■ Instructions to follow
In the records, take the part that opens with the line containing "What elements are in" and closes with the line containing "table-row[interactable]: 06.02.2016 1", and write out only those lines with "column-divider" renamed to "column-separator". Keep everything else unchanged.

■ Given data
++++++++++

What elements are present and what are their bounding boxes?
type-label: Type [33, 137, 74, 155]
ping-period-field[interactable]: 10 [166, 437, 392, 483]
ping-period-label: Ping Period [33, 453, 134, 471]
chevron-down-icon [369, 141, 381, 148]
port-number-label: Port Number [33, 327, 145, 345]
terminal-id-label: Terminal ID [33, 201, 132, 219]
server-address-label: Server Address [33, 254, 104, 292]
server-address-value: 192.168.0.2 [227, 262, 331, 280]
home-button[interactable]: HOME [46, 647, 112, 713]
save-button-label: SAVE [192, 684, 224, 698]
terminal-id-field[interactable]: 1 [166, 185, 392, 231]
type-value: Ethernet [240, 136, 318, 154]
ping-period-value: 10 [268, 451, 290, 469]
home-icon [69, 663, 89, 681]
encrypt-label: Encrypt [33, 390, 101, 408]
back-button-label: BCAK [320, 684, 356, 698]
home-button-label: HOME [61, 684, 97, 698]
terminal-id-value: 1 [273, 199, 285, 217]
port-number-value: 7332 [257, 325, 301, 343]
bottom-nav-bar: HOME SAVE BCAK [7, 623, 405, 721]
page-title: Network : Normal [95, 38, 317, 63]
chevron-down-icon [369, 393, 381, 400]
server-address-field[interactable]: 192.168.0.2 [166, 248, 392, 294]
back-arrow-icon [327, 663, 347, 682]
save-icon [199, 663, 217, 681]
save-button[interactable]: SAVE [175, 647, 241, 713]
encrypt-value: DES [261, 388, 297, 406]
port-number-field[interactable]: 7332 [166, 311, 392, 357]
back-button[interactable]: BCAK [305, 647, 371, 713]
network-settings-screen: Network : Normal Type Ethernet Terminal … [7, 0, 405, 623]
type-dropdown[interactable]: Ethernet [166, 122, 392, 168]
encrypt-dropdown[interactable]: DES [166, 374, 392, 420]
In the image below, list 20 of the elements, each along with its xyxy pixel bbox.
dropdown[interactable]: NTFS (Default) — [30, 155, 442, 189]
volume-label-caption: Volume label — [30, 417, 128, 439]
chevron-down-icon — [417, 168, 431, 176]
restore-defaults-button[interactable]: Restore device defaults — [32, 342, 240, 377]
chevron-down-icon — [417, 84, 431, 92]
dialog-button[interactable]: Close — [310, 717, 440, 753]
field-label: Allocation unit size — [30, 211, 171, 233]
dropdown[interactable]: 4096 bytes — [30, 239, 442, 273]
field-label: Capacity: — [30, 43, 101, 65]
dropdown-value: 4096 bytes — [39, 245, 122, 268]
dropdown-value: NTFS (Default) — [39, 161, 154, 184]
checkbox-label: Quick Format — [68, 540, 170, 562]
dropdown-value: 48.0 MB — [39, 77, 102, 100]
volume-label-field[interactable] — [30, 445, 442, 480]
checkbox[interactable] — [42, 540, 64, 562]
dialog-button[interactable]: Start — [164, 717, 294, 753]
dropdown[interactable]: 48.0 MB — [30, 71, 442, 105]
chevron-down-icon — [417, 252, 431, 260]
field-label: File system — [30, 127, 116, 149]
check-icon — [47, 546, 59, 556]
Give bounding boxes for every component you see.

++++++++++

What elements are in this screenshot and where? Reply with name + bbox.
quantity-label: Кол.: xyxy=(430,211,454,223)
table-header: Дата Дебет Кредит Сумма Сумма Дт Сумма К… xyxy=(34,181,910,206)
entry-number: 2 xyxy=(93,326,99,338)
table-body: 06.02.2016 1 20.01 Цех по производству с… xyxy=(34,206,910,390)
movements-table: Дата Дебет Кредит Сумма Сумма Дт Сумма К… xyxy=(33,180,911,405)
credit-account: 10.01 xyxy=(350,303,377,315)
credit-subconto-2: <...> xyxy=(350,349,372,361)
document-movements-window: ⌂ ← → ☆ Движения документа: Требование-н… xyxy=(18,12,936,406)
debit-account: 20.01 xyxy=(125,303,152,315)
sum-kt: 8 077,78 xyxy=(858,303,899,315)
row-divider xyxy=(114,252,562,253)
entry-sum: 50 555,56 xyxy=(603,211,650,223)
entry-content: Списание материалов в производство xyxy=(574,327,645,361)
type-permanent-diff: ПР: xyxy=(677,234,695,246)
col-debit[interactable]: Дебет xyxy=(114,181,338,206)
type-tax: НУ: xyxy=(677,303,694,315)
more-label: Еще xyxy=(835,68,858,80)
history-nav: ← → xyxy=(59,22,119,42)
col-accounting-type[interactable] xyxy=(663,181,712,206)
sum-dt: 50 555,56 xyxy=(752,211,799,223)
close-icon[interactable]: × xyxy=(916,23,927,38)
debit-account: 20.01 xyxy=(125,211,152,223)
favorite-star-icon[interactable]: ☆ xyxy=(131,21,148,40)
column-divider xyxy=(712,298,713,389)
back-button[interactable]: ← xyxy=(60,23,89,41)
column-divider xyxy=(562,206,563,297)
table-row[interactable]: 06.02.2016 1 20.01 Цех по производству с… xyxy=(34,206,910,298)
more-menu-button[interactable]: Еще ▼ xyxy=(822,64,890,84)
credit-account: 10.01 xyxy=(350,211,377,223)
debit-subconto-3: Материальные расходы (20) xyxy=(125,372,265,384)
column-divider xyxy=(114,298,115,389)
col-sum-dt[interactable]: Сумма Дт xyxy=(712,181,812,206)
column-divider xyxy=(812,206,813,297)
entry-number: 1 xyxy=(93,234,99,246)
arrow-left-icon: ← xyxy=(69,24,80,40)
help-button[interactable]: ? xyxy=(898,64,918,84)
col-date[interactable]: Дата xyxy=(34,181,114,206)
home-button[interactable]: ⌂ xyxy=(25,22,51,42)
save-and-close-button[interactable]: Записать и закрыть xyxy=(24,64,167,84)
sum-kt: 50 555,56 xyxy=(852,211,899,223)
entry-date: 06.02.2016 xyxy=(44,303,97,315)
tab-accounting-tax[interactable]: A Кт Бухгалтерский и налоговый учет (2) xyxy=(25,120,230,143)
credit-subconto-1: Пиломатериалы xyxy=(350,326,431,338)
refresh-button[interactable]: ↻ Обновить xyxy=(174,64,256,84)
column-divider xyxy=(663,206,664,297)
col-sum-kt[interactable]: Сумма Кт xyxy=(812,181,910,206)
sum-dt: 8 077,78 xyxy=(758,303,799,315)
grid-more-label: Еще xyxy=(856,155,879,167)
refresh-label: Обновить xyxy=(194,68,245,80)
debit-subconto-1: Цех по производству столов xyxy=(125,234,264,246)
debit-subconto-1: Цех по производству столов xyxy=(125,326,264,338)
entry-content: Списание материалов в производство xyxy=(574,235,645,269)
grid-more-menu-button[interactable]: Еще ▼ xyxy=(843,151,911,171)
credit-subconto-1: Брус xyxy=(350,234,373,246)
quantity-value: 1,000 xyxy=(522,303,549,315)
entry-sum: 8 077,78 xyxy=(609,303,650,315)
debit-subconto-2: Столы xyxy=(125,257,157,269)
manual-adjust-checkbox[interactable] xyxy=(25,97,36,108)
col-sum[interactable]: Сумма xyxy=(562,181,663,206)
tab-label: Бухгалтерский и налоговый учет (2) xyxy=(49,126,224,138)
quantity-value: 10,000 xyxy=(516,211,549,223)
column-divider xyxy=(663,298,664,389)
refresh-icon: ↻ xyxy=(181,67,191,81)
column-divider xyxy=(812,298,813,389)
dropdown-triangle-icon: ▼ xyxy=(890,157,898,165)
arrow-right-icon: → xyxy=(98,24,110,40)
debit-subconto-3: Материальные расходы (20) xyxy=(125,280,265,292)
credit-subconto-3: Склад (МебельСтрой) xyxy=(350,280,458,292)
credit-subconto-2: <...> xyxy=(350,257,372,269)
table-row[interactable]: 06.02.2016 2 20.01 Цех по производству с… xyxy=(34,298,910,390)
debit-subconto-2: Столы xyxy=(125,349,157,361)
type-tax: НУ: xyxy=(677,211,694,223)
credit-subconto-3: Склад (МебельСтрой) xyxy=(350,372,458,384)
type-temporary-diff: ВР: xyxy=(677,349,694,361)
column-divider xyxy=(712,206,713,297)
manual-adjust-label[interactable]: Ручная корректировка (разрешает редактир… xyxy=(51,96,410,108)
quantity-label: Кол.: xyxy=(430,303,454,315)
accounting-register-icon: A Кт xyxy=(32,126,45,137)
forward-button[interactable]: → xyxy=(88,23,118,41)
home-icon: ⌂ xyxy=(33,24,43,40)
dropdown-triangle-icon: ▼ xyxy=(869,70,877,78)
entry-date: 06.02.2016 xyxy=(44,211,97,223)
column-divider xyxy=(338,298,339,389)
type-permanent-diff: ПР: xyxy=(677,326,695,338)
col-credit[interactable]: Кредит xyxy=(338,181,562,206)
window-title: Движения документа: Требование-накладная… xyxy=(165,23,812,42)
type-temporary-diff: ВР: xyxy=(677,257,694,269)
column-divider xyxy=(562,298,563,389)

++++++++++

■ Exercise output
What elements are in this screenshot and where? Reply with name + bbox.
quantity-label: Кол.: xyxy=(430,211,454,223)
table-header: Дата Дебет Кредит Сумма Сумма Дт Сумма К… xyxy=(34,181,910,206)
entry-number: 2 xyxy=(93,326,99,338)
table-body: 06.02.2016 1 20.01 Цех по производству с… xyxy=(34,206,910,390)
movements-table: Дата Дебет Кредит Сумма Сумма Дт Сумма К… xyxy=(33,180,911,405)
credit-account: 10.01 xyxy=(350,303,377,315)
credit-subconto-2: <...> xyxy=(350,349,372,361)
document-movements-window: ⌂ ← → ☆ Движения документа: Требование-н… xyxy=(18,12,936,406)
debit-account: 20.01 xyxy=(125,303,152,315)
sum-kt: 8 077,78 xyxy=(858,303,899,315)
row-divider xyxy=(114,252,562,253)
entry-sum: 50 555,56 xyxy=(603,211,650,223)
entry-content: Списание материалов в производство xyxy=(574,327,645,361)
type-permanent-diff: ПР: xyxy=(677,234,695,246)
col-debit[interactable]: Дебет xyxy=(114,181,338,206)
type-tax: НУ: xyxy=(677,303,694,315)
more-label: Еще xyxy=(835,68,858,80)
history-nav: ← → xyxy=(59,22,119,42)
col-accounting-type[interactable] xyxy=(663,181,712,206)
sum-dt: 50 555,56 xyxy=(752,211,799,223)
close-icon[interactable]: × xyxy=(916,23,927,38)
debit-account: 20.01 xyxy=(125,211,152,223)
favorite-star-icon[interactable]: ☆ xyxy=(131,21,148,40)
column-separator xyxy=(712,298,713,389)
back-button[interactable]: ← xyxy=(60,23,89,41)
column-separator xyxy=(562,206,563,297)
table-row[interactable]: 06.02.2016 1 20.01 Цех по производству с… xyxy=(34,206,910,298)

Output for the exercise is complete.